- Do this
Rewrite the rows below, replacing "Logement" with "Habitation" wherever it occurs and leaving everything else unchanged.

- Input
____________________
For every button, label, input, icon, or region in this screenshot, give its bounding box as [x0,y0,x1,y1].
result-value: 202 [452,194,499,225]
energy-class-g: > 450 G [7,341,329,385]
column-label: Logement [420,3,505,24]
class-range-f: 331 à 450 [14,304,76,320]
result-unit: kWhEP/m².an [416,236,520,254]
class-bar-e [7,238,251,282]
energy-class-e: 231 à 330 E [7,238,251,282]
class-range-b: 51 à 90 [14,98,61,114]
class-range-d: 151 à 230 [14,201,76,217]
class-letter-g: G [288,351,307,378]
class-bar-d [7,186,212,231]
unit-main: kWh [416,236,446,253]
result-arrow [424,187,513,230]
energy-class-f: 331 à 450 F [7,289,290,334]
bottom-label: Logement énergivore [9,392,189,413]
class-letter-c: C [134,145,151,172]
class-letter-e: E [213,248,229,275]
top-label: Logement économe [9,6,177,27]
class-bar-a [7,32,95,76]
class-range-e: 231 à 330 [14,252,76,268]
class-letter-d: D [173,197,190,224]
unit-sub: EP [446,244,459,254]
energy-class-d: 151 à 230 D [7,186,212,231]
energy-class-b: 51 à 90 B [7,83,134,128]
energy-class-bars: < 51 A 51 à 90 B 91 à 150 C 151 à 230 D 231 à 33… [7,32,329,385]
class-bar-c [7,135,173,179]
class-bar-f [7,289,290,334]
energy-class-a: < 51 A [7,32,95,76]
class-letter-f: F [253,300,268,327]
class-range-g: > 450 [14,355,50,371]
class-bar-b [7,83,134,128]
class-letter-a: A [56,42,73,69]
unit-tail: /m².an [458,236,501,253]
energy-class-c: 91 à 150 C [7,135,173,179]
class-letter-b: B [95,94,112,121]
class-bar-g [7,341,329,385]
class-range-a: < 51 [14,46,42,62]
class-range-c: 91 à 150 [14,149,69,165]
____________________
- Response
For every button, label, input, icon, or region in this screenshot, give its bounding box as [x0,y0,x1,y1].
result-value: 202 [452,194,499,225]
energy-class-g: > 450 G [7,341,329,385]
column-label: Habitation [420,3,505,24]
class-range-f: 331 à 450 [14,304,76,320]
result-unit: kWhEP/m².an [416,236,520,254]
class-bar-e [7,238,251,282]
energy-class-e: 231 à 330 E [7,238,251,282]
class-range-b: 51 à 90 [14,98,61,114]
class-range-d: 151 à 230 [14,201,76,217]
class-letter-g: G [288,351,307,378]
class-bar-d [7,186,212,231]
unit-main: kWh [416,236,446,253]
result-arrow [424,187,513,230]
energy-class-f: 331 à 450 F [7,289,290,334]
bottom-label: Habitation énergivore [9,392,189,413]
class-letter-c: C [134,145,151,172]
class-letter-e: E [213,248,229,275]
top-label: Habitation économe [9,6,177,27]
class-bar-a [7,32,95,76]
class-range-e: 231 à 330 [14,252,76,268]
class-letter-d: D [173,197,190,224]
unit-sub: EP [446,244,459,254]
energy-class-d: 151 à 230 D [7,186,212,231]
energy-class-b: 51 à 90 B [7,83,134,128]
energy-class-bars: < 51 A 51 à 90 B 91 à 150 C 151 à 230 D 231 à 33… [7,32,329,385]
class-bar-c [7,135,173,179]
class-bar-f [7,289,290,334]
energy-class-a: < 51 A [7,32,95,76]
class-letter-f: F [253,300,268,327]
class-range-g: > 450 [14,355,50,371]
class-bar-b [7,83,134,128]
class-letter-a: A [56,42,73,69]
unit-tail: /m².an [458,236,501,253]
energy-class-c: 91 à 150 C [7,135,173,179]
class-letter-b: B [95,94,112,121]
class-bar-g [7,341,329,385]
class-range-a: < 51 [14,46,42,62]
class-range-c: 91 à 150 [14,149,69,165]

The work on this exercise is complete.